EXERCISE: Lines that hold the word "JSON" should be located and copied.

Data entries for graphics:
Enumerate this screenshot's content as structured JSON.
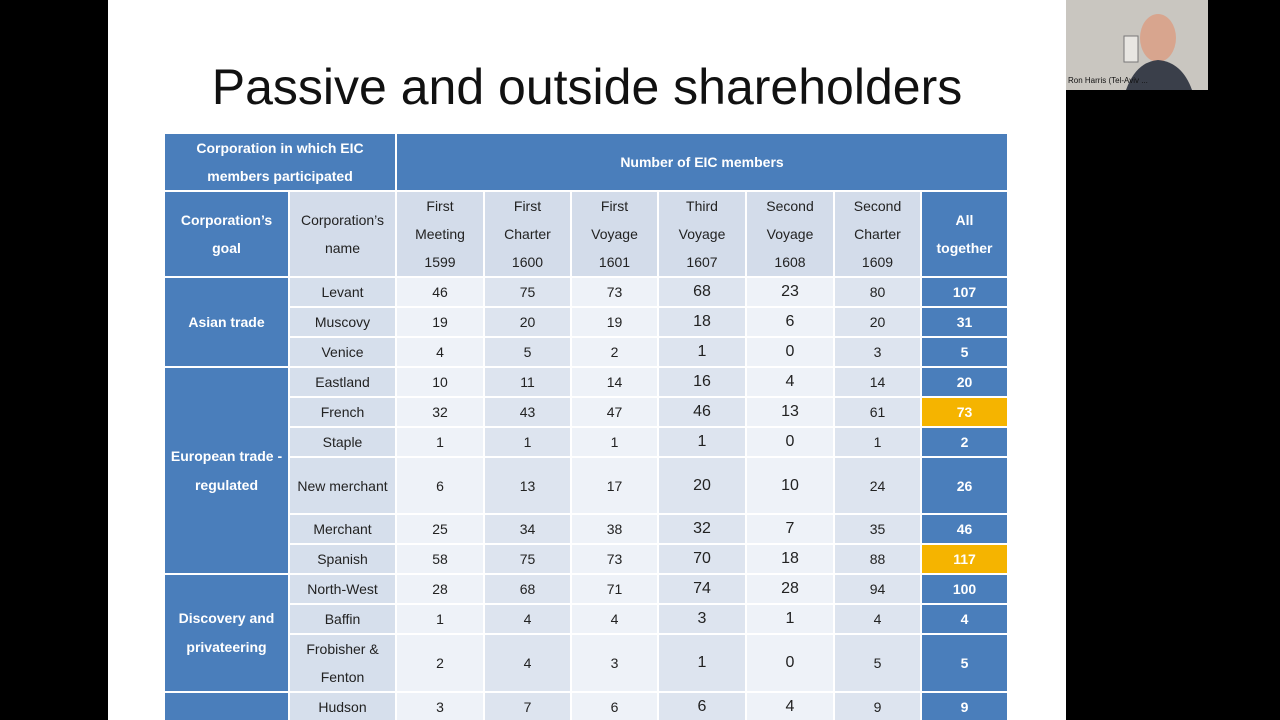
{
  "slide": {
    "title": "Passive and outside shareholders"
  },
  "table": {
    "group_headers": [
      "Corporation in which EIC members participated",
      "Number of EIC members"
    ],
    "columns": [
      "Corporation’s goal",
      "Corporation’s name",
      "First Meeting 1599",
      "First Charter 1600",
      "First Voyage 1601",
      "Third Voyage 1607",
      "Second Voyage 1608",
      "Second Charter 1609",
      "All together"
    ],
    "groups": [
      {
        "goal": "Asian trade",
        "rows": [
          {
            "name": "Levant",
            "values": [
              46,
              75,
              73,
              68,
              23,
              80,
              107
            ]
          },
          {
            "name": "Muscovy",
            "values": [
              19,
              20,
              19,
              18,
              6,
              20,
              31
            ]
          },
          {
            "name": "Venice",
            "values": [
              4,
              5,
              2,
              1,
              0,
              3,
              5
            ]
          }
        ]
      },
      {
        "goal": "European trade - regulated",
        "rows": [
          {
            "name": "Eastland",
            "values": [
              10,
              11,
              14,
              16,
              4,
              14,
              20
            ]
          },
          {
            "name": "French",
            "values": [
              32,
              43,
              47,
              46,
              13,
              61,
              73
            ],
            "highlight": true
          },
          {
            "name": "Staple",
            "values": [
              1,
              1,
              1,
              1,
              0,
              1,
              2
            ]
          },
          {
            "name": "New merchant",
            "values": [
              6,
              13,
              17,
              20,
              10,
              24,
              26
            ]
          },
          {
            "name": "Merchant",
            "values": [
              25,
              34,
              38,
              32,
              7,
              35,
              46
            ]
          },
          {
            "name": "Spanish",
            "values": [
              58,
              75,
              73,
              70,
              18,
              88,
              117
            ],
            "highlight": true
          }
        ]
      },
      {
        "goal": "Discovery and privateering",
        "rows": [
          {
            "name": "North-West",
            "values": [
              28,
              68,
              71,
              74,
              28,
              94,
              100
            ]
          },
          {
            "name": "Baffin",
            "values": [
              1,
              4,
              4,
              3,
              1,
              4,
              4
            ]
          },
          {
            "name": "Frobisher & Fenton",
            "values": [
              2,
              4,
              3,
              1,
              0,
              5,
              5
            ]
          }
        ]
      },
      {
        "goal": null,
        "rows": [
          {
            "name": "Hudson",
            "values": [
              3,
              7,
              6,
              6,
              4,
              9,
              9
            ]
          }
        ]
      }
    ]
  },
  "video": {
    "participant": "Ron Harris (Tel-Aviv ..."
  }
}
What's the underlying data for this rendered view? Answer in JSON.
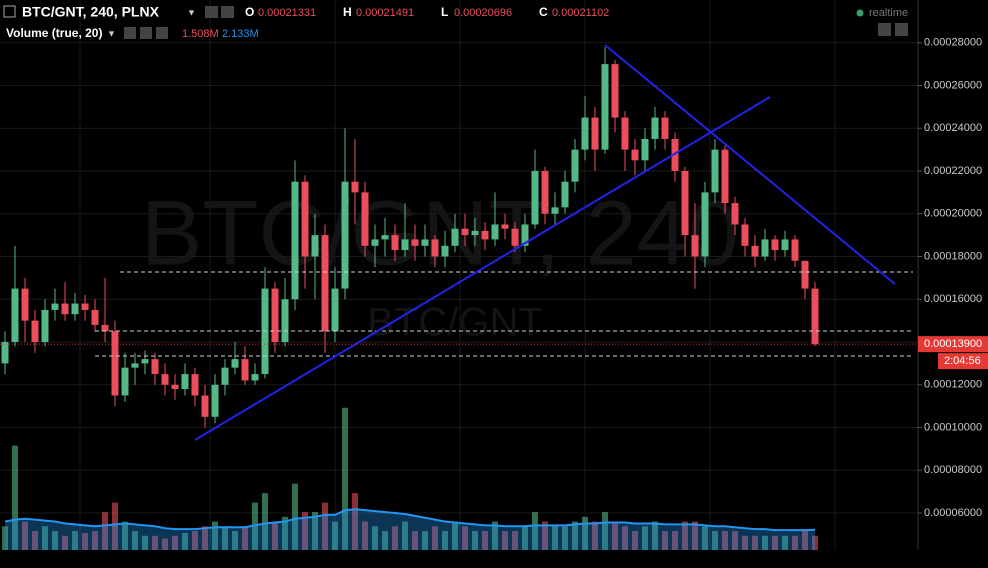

ANSWER FOR THE TASK:
Enumerate this screenshot's content as structured JSON.
What's the underlying data for this rendered view? Answer in JSON.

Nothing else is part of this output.